Data items:
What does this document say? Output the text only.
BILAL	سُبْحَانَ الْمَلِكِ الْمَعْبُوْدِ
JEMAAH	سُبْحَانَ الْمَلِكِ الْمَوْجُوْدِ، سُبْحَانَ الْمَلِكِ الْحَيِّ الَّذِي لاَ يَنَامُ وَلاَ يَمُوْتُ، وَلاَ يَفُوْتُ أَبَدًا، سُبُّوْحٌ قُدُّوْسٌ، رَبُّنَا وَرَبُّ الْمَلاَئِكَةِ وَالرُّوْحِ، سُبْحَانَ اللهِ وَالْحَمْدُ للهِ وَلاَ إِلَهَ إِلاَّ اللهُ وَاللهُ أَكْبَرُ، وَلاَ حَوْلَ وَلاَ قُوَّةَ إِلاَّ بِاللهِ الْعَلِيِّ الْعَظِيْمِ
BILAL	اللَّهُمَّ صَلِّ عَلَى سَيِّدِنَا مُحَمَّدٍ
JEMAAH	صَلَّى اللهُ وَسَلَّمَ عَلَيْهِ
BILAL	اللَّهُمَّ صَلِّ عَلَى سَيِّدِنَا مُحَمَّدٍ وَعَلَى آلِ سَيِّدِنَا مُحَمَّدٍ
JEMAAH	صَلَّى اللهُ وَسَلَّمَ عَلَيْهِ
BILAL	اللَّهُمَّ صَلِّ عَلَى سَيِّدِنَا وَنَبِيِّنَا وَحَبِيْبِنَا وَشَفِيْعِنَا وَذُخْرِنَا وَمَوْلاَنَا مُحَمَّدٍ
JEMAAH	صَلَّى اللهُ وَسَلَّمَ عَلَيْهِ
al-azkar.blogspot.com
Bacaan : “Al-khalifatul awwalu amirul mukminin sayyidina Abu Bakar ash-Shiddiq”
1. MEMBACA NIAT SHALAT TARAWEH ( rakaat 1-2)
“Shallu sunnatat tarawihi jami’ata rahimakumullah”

> _YOUR TASK_
Your task is to retype all the records above with nothing left out.

> _ANSWER IN FULL_
What does this document say? Output the text only.
BILAL	سُبْحَانَ الْمَلِكِ الْمَعْبُوْدِ
JEMAAH	سُبْحَانَ الْمَلِكِ الْمَوْجُوْدِ، سُبْحَانَ الْمَلِكِ الْحَيِّ الَّذِي لاَ يَنَامُ وَلاَ يَمُوْتُ، وَلاَ يَفُوْتُ أَبَدًا، سُبُّوْحٌ قُدُّوْسٌ، رَبُّنَا وَرَبُّ الْمَلاَئِكَةِ وَالرُّوْحِ، سُبْحَانَ اللهِ وَالْحَمْدُ للهِ وَلاَ إِلَهَ إِلاَّ اللهُ وَاللهُ أَكْبَرُ، وَلاَ حَوْلَ وَلاَ قُوَّةَ إِلاَّ بِاللهِ الْعَلِيِّ الْعَظِيْمِ
BILAL	اللَّهُمَّ صَلِّ عَلَى سَيِّدِنَا مُحَمَّدٍ
JEMAAH	صَلَّى اللهُ وَسَلَّمَ عَلَيْهِ
BILAL	اللَّهُمَّ صَلِّ عَلَى سَيِّدِنَا مُحَمَّدٍ وَعَلَى آلِ سَيِّدِنَا مُحَمَّدٍ
JEMAAH	صَلَّى اللهُ وَسَلَّمَ عَلَيْهِ
BILAL	اللَّهُمَّ صَلِّ عَلَى سَيِّدِنَا وَنَبِيِّنَا وَحَبِيْبِنَا وَشَفِيْعِنَا وَذُخْرِنَا وَمَوْلاَنَا مُحَمَّدٍ
JEMAAH	صَلَّى اللهُ وَسَلَّمَ عَلَيْهِ
al-azkar.blogspot.com
Bacaan : “Al-khalifatul awwalu amirul mukminin sayyidina Abu Bakar ash-Shiddiq”
1. MEMBACA NIAT SHALAT TARAWEH ( rakaat 1-2)
“Shallu sunnatat tarawihi jami’ata rahimakumullah”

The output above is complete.